— START OF Records for this exercise —
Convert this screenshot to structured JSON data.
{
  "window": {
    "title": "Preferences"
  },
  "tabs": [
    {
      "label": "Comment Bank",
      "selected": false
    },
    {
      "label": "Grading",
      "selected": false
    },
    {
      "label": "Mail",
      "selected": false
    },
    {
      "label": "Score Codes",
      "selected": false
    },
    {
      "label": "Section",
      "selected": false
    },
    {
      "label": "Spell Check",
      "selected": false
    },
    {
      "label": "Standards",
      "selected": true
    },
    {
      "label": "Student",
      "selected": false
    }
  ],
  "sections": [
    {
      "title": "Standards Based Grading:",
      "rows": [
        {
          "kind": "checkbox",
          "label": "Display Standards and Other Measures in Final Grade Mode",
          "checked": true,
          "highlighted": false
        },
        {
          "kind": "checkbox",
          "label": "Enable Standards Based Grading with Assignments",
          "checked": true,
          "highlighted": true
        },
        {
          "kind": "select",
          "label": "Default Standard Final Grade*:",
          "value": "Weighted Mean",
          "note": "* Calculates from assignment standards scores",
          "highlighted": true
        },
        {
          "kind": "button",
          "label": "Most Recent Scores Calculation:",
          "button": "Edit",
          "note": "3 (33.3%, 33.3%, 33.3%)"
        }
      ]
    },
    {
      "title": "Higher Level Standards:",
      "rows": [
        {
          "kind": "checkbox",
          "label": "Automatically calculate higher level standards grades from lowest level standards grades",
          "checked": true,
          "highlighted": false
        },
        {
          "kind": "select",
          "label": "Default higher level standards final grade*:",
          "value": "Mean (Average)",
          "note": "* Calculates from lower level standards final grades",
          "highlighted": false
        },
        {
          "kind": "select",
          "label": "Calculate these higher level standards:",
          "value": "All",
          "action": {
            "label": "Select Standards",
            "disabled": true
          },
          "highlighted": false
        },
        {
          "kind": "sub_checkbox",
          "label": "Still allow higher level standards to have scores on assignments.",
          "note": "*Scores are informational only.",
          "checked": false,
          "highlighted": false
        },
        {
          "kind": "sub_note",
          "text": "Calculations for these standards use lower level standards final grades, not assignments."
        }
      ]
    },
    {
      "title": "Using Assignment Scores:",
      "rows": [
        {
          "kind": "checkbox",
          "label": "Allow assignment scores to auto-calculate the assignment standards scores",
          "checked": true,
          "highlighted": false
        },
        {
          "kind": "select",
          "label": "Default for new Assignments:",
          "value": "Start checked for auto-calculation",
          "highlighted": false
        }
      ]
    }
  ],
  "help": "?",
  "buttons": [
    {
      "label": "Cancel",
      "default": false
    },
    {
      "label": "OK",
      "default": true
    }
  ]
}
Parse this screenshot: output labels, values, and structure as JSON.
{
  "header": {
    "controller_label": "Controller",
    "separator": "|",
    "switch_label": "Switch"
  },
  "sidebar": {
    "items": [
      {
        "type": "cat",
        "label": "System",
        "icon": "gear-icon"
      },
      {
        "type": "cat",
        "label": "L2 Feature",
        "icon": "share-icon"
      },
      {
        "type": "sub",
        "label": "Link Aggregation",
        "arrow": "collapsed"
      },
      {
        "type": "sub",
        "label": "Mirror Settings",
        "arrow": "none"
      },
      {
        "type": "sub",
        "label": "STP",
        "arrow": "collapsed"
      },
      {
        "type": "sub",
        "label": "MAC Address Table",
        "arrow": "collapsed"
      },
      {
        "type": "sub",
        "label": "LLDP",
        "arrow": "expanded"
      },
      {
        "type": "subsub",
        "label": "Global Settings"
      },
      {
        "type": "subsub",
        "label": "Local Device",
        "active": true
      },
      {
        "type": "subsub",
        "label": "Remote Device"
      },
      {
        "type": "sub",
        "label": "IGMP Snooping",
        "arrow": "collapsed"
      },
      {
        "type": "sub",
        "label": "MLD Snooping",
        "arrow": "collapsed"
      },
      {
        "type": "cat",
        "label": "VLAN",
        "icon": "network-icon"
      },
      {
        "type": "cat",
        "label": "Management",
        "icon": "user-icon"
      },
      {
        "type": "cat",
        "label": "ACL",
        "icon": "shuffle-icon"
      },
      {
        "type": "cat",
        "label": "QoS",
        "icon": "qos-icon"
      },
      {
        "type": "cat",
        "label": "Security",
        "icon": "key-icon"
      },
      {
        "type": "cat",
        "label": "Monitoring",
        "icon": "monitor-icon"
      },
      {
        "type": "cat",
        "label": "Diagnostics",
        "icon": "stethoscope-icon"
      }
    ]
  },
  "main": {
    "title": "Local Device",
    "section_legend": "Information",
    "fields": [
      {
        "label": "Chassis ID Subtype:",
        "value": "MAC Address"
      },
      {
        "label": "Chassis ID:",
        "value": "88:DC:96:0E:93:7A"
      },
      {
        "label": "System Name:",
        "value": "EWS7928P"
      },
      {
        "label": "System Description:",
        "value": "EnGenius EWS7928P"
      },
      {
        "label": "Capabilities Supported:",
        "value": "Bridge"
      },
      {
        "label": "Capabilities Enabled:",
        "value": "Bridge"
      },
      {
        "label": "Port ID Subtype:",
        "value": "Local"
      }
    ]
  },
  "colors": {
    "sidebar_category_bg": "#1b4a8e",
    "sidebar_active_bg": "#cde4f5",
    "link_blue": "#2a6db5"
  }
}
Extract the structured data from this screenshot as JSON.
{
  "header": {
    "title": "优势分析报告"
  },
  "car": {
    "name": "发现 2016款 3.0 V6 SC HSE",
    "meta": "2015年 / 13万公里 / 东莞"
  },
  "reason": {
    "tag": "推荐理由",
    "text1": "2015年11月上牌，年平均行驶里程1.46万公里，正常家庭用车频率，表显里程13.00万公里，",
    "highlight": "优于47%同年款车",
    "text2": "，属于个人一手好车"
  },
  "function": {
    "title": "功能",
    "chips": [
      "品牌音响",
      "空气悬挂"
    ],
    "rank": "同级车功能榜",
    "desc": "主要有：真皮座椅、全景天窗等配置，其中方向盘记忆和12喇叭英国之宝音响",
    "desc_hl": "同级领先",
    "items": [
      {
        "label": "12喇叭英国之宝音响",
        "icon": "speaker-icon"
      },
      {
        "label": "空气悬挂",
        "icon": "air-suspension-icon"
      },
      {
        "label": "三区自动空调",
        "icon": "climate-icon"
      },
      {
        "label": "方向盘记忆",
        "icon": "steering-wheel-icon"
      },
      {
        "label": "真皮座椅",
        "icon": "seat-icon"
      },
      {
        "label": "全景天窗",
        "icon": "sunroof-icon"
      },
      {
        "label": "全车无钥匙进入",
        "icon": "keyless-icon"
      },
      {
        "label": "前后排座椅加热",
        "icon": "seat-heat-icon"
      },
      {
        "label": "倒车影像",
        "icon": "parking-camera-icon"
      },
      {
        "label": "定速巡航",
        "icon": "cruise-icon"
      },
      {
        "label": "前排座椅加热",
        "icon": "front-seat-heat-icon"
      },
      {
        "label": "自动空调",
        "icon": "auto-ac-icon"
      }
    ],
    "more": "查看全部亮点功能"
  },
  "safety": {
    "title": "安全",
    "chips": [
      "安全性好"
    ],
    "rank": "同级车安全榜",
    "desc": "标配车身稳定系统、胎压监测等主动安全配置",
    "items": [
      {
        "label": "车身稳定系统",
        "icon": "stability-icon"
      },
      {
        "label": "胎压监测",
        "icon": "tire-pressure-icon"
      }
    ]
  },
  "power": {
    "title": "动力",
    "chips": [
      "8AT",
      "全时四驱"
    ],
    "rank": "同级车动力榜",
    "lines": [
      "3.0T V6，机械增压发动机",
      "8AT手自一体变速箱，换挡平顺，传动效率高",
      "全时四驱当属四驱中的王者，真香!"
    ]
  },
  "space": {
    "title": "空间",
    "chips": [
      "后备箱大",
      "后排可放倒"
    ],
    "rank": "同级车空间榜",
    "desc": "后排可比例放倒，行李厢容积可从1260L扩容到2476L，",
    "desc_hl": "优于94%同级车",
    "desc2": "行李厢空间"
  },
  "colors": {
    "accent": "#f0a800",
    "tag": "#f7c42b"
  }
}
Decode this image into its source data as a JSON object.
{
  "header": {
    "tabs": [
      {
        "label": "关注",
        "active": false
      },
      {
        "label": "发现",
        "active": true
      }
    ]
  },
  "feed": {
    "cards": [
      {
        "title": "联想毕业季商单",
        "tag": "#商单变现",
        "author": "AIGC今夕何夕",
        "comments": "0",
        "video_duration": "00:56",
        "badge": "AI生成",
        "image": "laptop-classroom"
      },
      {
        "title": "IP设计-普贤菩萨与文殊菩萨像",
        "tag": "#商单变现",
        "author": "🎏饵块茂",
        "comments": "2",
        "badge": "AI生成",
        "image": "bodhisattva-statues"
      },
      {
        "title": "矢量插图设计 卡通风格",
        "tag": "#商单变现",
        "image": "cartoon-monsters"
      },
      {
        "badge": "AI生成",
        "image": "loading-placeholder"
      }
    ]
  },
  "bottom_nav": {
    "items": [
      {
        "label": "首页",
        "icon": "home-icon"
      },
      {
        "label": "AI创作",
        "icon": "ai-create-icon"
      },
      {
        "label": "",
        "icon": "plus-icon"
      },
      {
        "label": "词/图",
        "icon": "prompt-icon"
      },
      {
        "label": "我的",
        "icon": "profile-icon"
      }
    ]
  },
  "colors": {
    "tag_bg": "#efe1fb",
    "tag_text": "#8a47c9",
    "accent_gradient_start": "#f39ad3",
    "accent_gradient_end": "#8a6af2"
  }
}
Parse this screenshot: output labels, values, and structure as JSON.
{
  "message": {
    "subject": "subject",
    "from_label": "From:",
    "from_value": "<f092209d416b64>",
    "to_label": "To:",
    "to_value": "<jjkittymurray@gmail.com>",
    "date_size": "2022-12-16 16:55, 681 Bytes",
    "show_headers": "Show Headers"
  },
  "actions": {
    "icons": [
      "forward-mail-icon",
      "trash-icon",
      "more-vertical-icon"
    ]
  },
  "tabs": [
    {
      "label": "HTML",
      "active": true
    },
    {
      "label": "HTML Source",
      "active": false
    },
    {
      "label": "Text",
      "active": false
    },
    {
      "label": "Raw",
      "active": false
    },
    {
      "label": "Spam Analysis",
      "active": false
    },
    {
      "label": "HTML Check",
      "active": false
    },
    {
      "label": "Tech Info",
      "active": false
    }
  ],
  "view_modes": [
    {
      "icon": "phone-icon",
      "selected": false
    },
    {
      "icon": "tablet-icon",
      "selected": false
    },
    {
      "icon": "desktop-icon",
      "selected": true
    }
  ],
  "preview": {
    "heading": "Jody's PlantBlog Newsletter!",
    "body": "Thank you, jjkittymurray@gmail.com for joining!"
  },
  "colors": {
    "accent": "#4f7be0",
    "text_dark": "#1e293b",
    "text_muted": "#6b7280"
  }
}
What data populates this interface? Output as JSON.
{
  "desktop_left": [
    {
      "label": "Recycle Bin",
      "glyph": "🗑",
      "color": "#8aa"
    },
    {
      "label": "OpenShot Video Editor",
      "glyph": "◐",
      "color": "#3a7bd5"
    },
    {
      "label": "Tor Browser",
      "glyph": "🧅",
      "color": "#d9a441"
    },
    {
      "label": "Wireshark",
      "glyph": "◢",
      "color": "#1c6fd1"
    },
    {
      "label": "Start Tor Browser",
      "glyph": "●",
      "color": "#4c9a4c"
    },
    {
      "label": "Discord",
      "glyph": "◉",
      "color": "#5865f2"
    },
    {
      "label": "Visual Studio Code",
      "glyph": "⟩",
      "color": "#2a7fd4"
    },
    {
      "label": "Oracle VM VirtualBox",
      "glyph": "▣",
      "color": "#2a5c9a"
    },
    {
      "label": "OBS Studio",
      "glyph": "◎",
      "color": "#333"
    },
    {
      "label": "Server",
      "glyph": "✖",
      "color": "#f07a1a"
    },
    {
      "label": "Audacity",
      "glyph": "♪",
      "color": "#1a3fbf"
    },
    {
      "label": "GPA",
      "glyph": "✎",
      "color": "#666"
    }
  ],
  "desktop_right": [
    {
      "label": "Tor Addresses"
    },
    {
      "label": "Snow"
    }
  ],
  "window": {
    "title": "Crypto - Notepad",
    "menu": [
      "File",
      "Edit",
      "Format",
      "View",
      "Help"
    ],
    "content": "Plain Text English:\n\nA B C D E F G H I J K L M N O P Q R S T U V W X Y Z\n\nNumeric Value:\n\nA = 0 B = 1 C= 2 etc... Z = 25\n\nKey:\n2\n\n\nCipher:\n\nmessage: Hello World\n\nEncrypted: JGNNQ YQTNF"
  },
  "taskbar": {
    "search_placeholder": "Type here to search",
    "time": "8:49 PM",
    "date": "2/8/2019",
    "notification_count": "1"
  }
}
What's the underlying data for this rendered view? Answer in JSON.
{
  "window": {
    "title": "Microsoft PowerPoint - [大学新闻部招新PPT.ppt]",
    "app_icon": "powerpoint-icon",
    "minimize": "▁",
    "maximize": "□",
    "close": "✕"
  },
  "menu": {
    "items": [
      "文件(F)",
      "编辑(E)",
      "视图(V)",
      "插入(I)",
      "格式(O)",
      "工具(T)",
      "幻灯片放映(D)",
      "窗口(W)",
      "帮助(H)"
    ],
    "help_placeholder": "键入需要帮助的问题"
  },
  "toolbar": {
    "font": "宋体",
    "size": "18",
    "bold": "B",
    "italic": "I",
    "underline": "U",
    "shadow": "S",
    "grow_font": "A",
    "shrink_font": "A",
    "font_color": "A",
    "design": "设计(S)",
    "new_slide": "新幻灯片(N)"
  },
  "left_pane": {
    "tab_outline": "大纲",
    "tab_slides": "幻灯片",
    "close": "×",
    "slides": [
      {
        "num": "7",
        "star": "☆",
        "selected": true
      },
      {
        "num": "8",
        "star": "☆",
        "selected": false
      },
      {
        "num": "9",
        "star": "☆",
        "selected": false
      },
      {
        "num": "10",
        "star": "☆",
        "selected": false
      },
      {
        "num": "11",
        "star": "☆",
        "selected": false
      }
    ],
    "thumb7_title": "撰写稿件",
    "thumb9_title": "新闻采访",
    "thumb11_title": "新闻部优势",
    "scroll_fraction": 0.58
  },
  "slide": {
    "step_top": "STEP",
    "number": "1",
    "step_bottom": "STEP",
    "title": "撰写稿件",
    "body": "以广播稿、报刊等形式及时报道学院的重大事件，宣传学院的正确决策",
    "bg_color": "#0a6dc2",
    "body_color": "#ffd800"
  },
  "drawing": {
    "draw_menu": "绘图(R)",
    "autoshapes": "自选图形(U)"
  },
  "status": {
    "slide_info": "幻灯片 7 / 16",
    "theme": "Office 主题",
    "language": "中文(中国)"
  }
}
— END OF Records for this exercise —
Using the material above, count the lines containing the word "Subtype". Reply with the number alone.

2